### Required task
In your copy, repeat the records exactly and leave out the pictures.

### Records contained in a dataset
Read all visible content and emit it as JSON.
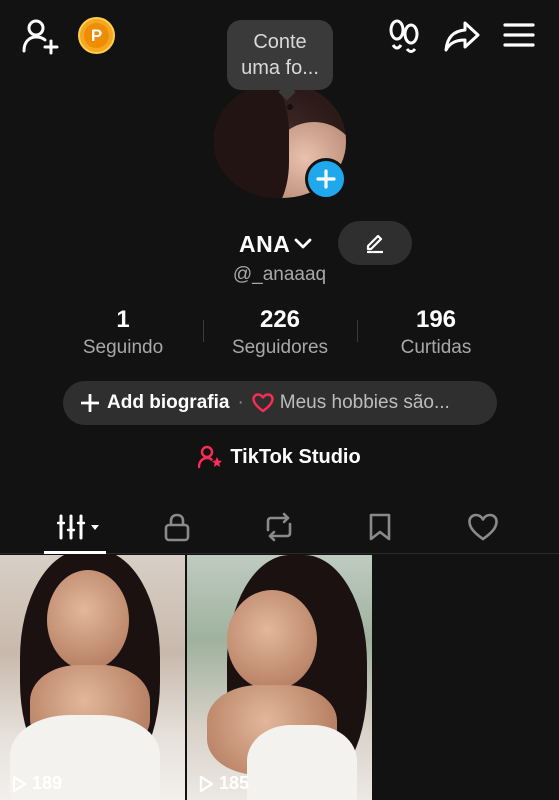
{
  "header": {
    "add_friend_icon": "person-plus-icon",
    "coin_label": "P",
    "footprints_icon": "footprints-icon",
    "share_icon": "share-arrow-icon",
    "menu_icon": "hamburger-menu-icon"
  },
  "avatar_bubble": {
    "line1": "Conte",
    "line2": "uma fo..."
  },
  "profile": {
    "name": "ANA",
    "handle": "@_anaaaq"
  },
  "stats": [
    {
      "value": "1",
      "label": "Seguindo"
    },
    {
      "value": "226",
      "label": "Seguidores"
    },
    {
      "value": "196",
      "label": "Curtidas"
    }
  ],
  "bio": {
    "add_label": "Add biografia",
    "separator": "·",
    "hobby_text": "Meus hobbies são..."
  },
  "studio": {
    "label": "TikTok Studio"
  },
  "tabs": [
    {
      "icon": "videos-grid-icon",
      "active": true
    },
    {
      "icon": "lock-icon",
      "active": false
    },
    {
      "icon": "repost-icon",
      "active": false
    },
    {
      "icon": "bookmark-icon",
      "active": false
    },
    {
      "icon": "heart-icon",
      "active": false
    }
  ],
  "videos": [
    {
      "views": "189"
    },
    {
      "views": "185"
    }
  ],
  "colors": {
    "background": "#121212",
    "pill": "#2f2f2f",
    "accent_blue": "#1fa9ec",
    "accent_pink": "#fe2c55",
    "coin": "#f5a623"
  }
}
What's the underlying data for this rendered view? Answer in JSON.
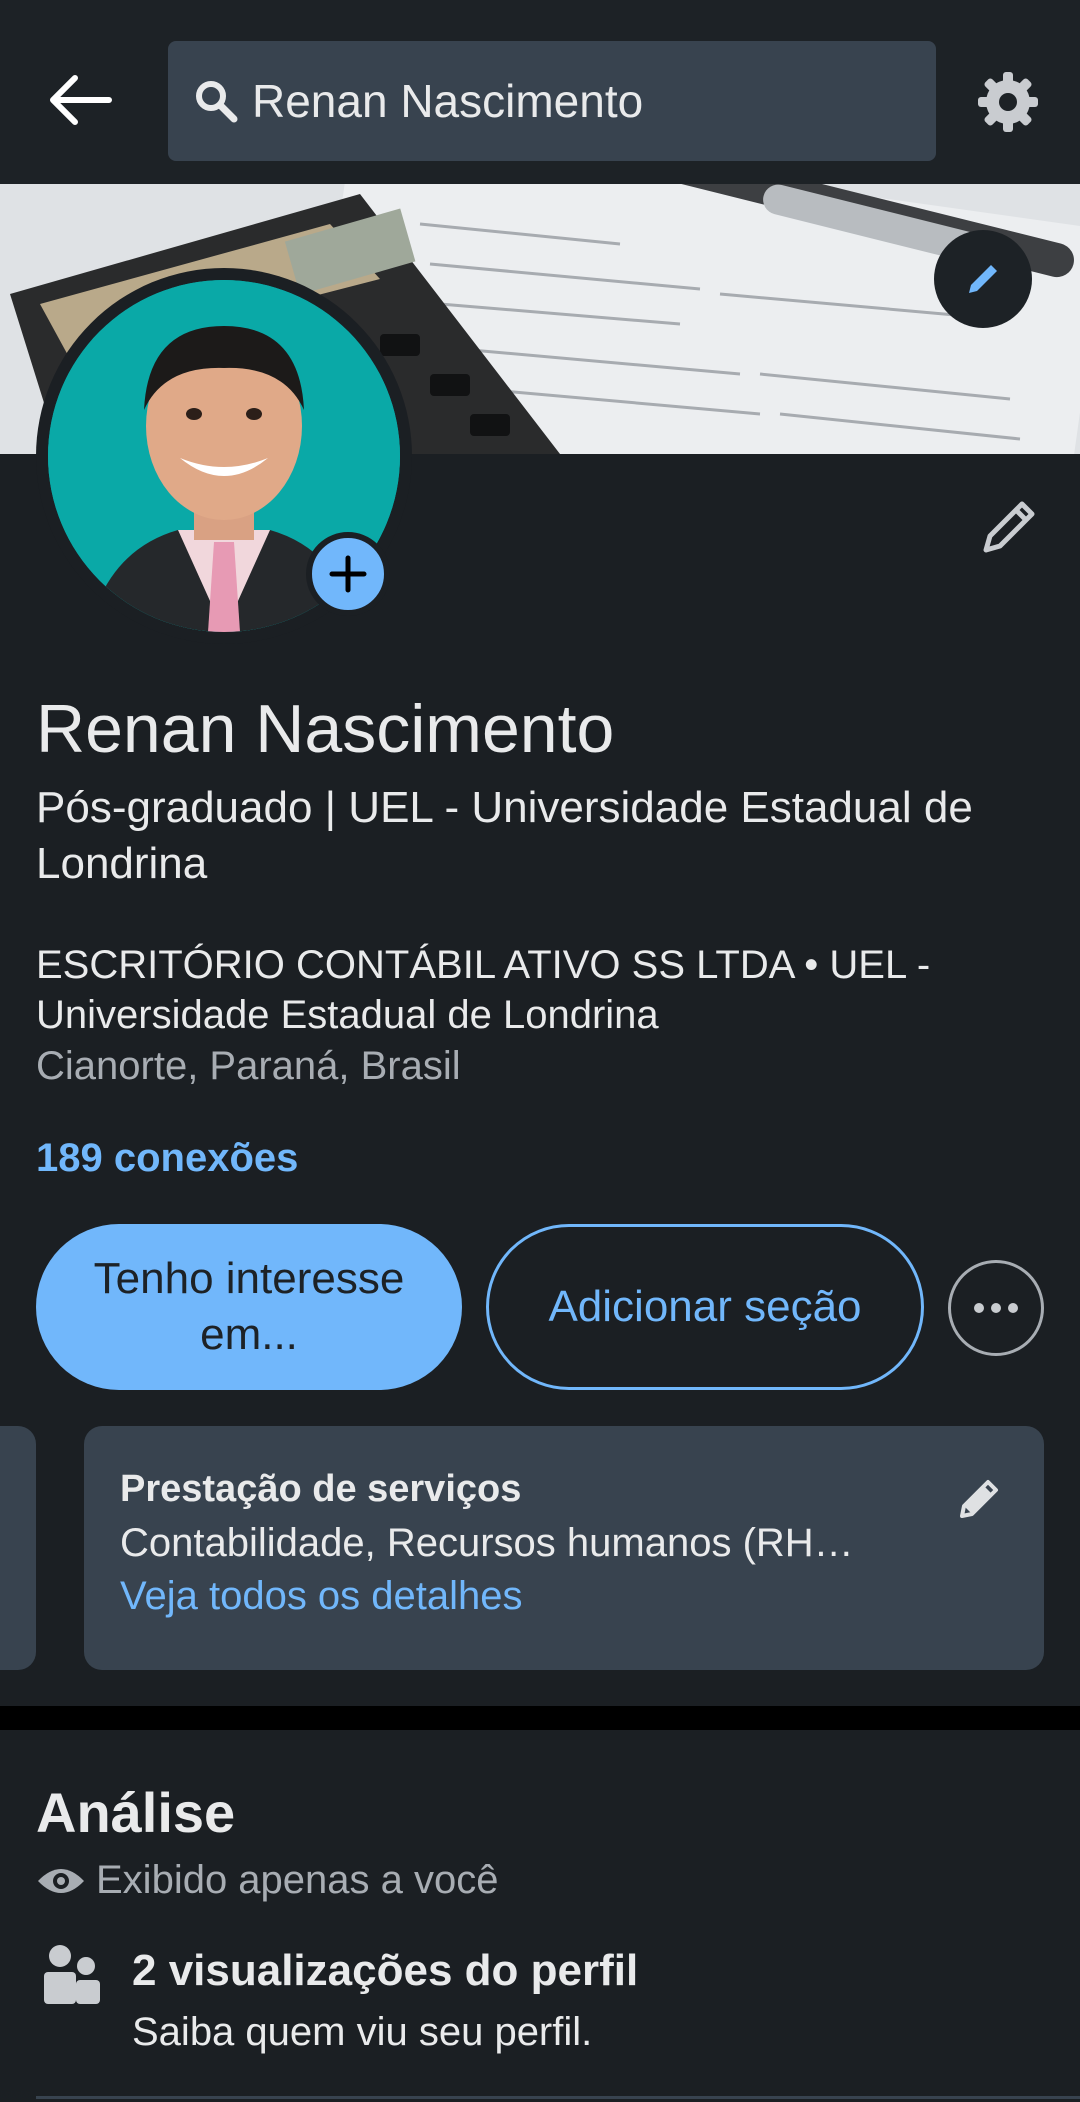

### The result
Read all visible content and emit it as JSON.
{
  "header": {
    "add_friend_icon": "person-plus-icon",
    "coin_label": "P",
    "footprints_icon": "footprints-icon",
    "share_icon": "share-arrow-icon",
    "menu_icon": "hamburger-menu-icon"
  },
  "avatar_bubble": {
    "line1": "Conte",
    "line2": "uma fo..."
  },
  "profile": {
    "name": "ANA",
    "handle": "@_anaaaq"
  },
  "stats": [
    {
      "value": "1",
      "label": "Seguindo"
    },
    {
      "value": "226",
      "label": "Seguidores"
    },
    {
      "value": "196",
      "label": "Curtidas"
    }
  ],
  "bio": {
    "add_label": "Add biografia",
    "separator": "·",
    "hobby_text": "Meus hobbies são..."
  },
  "studio": {
    "label": "TikTok Studio"
  },
  "tabs": [
    {
      "icon": "videos-grid-icon",
      "active": true
    },
    {
      "icon": "lock-icon",
      "active": false
    },
    {
      "icon": "repost-icon",
      "active": false
    },
    {
      "icon": "bookmark-icon",
      "active": false
    },
    {
      "icon": "heart-icon",
      "active": false
    }
  ],
  "videos": [
    {
      "views": "189"
    },
    {
      "views": "185"
    }
  ],
  "colors": {
    "background": "#121212",
    "pill": "#2f2f2f",
    "accent_blue": "#1fa9ec",
    "accent_pink": "#fe2c55",
    "coin": "#f5a623"
  }
}
What's the underlying data for this rendered view? Answer in JSON.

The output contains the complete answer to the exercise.